● **TEXT**
[Pandas-dev] Proposal: pandas 1.0 and ideas for pandas 2.0 / future

Joris Van den Bossche jorisvandenbossche at gmail.com
Sun Jul 31 18:03:06 EDT 2016


Regarding 1), I agree it is a good idea to push a 0.19.0 release soonish,
en we can then discuss what we further want to do (or not to do) for the
1.0 release. I am on holidays the coming week and a half, but afterwards I
will also focus on getting 0.19.0 out. A release candidate in the last week
of August is maybe a good deadline?

Joris

2016-07-29 0:15 GMT+02:00 Wes McKinney <wesmckinn at gmail.com>:

> OK, let me try to collect some of the feedback and give my thoughts
>
> 1) 0.19 and 0.20:  I think we should push to release 0.19.0 soon and
> then plan what we want to add/change/deprecate for 1.0 which might
> otherwise have been 1.0. I think delaying 0.19.0 since we already
> pushed back 0.18.2, and there are some significant new patches
> (asof_merge and variable rolling windows), it would be good to get
> this into production before we declare a stable 1.0.

● **WORK TO COMPLETE**
Write a continuation of the pandas release thread, starting right after its last sentence. The entries that come next have no connection to the pandas release thread.

Layout region records
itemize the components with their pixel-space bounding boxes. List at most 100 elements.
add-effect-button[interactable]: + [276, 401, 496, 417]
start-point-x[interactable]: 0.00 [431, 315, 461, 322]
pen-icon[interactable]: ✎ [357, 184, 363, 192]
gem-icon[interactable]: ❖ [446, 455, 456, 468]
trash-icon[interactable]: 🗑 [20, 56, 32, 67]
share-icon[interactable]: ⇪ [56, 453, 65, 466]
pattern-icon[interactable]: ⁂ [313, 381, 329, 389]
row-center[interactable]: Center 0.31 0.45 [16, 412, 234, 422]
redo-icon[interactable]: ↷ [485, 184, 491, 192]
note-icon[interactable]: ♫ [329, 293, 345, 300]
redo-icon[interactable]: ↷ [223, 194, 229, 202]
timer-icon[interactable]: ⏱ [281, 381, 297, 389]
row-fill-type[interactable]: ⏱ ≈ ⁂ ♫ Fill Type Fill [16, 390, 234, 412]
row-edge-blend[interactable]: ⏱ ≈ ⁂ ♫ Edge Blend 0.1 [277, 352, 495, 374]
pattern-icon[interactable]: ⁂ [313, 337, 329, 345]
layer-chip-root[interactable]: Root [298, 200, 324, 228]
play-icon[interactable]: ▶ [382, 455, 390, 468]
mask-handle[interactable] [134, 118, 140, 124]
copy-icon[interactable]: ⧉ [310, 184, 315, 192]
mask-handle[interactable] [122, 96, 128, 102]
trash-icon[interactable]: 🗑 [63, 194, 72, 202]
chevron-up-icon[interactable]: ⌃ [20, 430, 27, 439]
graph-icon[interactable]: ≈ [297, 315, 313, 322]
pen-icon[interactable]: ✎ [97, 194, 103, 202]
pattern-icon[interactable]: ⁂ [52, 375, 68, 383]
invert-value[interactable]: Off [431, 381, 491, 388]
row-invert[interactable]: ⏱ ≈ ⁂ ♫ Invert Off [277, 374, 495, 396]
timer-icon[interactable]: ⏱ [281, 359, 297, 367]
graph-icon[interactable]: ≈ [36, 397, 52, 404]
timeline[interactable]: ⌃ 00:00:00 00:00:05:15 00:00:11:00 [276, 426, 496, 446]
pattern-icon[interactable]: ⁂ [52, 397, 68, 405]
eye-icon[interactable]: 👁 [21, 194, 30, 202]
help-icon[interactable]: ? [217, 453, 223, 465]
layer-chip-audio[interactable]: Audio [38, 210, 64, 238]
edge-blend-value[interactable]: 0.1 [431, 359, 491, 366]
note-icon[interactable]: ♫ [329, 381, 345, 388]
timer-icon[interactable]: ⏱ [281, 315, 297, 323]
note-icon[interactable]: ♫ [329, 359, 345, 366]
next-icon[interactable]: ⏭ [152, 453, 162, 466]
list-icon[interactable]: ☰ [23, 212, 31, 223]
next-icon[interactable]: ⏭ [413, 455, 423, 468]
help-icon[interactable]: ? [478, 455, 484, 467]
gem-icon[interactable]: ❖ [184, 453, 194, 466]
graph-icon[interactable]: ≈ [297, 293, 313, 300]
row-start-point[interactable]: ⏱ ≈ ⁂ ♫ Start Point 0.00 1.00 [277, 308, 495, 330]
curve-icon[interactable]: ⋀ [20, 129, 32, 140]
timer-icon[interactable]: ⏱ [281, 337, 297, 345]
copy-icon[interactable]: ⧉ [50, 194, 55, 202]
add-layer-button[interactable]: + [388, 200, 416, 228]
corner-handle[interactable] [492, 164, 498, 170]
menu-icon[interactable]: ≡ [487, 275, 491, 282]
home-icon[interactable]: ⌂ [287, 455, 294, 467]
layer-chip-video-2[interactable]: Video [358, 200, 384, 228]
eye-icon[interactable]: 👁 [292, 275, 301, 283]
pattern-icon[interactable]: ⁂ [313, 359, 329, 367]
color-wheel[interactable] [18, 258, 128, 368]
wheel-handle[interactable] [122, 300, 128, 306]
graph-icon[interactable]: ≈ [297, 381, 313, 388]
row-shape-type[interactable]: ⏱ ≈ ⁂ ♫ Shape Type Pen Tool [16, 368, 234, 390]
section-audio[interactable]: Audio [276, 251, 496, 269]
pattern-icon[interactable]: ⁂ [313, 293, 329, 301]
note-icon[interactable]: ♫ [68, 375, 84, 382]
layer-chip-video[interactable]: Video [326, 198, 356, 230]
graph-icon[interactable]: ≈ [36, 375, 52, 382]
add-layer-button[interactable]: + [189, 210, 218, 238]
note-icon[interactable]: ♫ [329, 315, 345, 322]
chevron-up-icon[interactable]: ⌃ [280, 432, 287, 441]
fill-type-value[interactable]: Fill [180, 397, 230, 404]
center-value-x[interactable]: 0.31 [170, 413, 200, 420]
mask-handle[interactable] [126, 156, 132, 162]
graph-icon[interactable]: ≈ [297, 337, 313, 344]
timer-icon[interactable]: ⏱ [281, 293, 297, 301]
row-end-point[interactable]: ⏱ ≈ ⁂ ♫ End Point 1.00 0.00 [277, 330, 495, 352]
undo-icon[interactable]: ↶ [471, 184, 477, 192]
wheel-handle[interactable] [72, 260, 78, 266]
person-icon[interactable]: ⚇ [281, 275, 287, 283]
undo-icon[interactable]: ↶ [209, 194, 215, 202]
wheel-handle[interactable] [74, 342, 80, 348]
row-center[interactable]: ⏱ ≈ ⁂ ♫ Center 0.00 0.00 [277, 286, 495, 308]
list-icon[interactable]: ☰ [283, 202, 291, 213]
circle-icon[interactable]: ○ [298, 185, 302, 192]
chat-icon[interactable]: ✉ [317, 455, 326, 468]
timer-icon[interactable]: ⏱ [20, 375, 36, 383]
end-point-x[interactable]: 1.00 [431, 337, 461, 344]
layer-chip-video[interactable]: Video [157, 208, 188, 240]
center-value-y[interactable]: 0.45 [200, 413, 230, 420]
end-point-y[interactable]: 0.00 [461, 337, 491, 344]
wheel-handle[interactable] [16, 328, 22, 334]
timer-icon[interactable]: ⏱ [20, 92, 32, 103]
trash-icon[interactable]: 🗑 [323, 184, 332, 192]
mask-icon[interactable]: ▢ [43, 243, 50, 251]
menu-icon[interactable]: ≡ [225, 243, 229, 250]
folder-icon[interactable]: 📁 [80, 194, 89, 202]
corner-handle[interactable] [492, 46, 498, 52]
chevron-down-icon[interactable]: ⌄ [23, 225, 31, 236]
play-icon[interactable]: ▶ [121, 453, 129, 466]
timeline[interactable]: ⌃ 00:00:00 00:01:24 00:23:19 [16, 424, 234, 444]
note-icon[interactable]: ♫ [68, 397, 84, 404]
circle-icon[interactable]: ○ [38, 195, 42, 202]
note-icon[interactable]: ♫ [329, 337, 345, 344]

● **ANSWER TO THIS EXERCISE**
>
> 2) We will need to raise a significant amount of money for pandas (I
> estimate in the ballpark of US $300-500K -- better to have too much
> than too little) to be able to pursue the pandas 2.0 plan
> wholeheartedly. I would like to dedicate a minimum 5-10 hours per week
> to it in 2017 but this will not be sufficient to do everything (I am
> also a human being, and have a day job). It would be better to
> collaborate with one or two good freelance developers (with proven
> experience in C++ and Python) who are spending at least 50% of their
> time on pandas next year. I am going to start spending some time on
> design documentation so that we can start resolving some of the design
> questions and tradeoffs (not all of these decisions will be easy).
> We'll work on this offline and look to start soliciting funding (if
> anyone with the ability to write checks is reading, feel free to
> contact me offline).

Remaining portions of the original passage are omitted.